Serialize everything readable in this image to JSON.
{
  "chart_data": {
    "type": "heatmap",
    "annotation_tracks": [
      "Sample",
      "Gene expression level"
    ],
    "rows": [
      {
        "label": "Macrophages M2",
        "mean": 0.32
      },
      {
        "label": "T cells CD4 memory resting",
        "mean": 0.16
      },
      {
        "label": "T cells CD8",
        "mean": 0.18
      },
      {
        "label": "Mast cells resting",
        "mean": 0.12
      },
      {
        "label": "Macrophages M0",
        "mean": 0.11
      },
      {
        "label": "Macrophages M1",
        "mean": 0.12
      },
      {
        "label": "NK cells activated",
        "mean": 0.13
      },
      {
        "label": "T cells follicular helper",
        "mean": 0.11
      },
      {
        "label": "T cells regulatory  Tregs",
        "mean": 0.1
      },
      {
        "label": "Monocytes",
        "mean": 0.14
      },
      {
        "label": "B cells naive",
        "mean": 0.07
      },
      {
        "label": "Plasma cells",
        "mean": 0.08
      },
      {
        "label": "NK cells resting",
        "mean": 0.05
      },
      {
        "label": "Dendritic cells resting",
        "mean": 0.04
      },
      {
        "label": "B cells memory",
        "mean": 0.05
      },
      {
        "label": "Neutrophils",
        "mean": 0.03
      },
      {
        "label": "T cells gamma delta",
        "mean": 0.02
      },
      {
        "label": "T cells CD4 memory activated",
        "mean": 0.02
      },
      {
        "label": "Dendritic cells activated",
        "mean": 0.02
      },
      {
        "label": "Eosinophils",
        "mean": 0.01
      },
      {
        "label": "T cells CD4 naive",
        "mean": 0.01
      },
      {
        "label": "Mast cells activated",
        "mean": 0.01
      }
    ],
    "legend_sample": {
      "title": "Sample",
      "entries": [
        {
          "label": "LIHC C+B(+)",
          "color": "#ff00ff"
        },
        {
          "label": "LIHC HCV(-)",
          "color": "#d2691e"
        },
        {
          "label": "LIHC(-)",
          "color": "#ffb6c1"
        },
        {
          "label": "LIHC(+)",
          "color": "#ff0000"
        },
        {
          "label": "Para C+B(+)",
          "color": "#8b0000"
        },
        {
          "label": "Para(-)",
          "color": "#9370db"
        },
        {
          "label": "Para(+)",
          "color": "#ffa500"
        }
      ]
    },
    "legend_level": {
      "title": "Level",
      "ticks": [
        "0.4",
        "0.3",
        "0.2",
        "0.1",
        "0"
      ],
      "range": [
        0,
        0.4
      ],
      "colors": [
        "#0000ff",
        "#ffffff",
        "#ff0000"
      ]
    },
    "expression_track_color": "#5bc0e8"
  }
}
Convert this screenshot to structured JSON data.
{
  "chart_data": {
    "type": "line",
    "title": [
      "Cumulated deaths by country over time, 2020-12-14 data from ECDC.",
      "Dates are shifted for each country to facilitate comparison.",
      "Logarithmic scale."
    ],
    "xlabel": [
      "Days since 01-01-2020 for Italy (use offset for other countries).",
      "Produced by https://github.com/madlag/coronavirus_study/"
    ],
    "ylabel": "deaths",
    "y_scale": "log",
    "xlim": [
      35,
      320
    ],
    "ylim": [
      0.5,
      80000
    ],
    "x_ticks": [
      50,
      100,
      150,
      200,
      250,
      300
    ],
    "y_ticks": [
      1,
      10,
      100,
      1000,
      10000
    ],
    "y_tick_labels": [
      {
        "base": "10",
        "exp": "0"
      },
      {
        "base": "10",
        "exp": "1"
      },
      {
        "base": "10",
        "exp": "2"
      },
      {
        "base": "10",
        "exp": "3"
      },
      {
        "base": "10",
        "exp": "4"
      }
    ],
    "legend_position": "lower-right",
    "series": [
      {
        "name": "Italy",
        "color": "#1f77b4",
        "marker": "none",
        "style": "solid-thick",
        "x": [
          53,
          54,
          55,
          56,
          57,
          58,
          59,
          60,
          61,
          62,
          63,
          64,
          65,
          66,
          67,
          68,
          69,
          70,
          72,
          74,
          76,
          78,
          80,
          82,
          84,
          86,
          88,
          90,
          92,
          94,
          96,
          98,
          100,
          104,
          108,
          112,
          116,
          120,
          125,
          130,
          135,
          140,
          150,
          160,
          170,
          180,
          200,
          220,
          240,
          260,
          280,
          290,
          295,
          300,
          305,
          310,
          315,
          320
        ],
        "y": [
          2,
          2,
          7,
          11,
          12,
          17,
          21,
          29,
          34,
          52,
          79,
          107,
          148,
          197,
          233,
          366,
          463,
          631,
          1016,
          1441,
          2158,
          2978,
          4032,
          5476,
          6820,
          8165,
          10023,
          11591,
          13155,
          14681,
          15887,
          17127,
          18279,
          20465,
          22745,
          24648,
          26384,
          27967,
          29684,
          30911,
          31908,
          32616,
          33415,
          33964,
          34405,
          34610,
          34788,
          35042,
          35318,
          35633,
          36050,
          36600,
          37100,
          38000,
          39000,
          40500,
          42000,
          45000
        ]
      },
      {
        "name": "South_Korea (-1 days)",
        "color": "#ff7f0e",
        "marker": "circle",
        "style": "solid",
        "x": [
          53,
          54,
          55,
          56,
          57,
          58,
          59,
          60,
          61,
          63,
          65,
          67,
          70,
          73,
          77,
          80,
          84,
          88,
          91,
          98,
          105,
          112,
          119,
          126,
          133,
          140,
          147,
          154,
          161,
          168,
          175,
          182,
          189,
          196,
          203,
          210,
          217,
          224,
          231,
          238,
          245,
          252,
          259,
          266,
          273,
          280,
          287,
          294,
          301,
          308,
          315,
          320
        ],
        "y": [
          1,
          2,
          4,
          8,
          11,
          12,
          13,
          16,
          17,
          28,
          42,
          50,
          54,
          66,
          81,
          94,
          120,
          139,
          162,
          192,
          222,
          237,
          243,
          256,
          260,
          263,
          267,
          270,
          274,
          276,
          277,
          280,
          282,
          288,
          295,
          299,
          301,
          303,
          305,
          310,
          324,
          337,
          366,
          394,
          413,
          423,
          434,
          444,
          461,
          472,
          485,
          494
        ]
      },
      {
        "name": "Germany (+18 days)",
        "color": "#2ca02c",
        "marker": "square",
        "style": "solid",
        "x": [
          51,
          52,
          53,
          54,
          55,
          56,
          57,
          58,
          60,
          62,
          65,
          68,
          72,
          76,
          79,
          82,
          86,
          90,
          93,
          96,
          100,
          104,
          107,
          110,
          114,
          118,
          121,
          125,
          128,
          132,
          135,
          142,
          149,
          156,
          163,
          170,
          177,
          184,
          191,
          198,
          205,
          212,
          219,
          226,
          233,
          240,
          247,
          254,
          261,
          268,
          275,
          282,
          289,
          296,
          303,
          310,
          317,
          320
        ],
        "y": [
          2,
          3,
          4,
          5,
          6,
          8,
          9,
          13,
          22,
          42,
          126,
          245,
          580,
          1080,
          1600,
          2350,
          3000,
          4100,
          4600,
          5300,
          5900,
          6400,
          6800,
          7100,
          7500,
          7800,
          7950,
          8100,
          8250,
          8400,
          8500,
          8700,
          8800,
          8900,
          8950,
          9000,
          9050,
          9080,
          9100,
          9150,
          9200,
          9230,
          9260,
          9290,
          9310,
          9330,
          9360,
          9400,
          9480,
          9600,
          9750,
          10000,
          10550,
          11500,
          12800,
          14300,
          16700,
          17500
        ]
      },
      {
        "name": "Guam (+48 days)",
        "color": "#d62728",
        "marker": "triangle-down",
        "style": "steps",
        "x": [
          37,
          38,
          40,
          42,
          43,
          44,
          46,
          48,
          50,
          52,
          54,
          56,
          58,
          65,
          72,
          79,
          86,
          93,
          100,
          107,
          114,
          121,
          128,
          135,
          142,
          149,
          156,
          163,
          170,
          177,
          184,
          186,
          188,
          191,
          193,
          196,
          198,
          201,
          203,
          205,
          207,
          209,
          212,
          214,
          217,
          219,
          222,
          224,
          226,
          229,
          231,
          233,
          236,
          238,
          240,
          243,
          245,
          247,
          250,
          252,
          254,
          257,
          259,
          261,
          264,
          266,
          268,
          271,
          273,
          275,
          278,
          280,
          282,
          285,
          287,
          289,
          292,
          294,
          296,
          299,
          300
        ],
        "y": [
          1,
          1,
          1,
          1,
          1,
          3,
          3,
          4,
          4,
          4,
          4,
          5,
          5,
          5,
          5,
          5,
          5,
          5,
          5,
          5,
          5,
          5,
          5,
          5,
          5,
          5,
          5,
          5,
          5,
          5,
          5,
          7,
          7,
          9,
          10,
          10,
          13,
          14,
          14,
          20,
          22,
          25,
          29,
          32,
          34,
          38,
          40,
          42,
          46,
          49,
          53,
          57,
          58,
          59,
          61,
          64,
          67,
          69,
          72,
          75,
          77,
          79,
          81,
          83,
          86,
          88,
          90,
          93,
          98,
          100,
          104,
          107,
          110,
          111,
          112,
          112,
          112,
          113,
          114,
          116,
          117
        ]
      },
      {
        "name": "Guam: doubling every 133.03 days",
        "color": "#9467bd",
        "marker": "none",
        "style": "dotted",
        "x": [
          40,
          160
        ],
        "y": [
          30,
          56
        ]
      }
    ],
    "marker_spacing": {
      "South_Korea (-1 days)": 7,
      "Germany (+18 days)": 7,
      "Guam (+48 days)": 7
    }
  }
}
---
▸ What is expected
Show all lines from the records above where the word "Mast" occurs.

▸ Result
        "label": "Mast cells resting",
        "label": "Mast cells activated",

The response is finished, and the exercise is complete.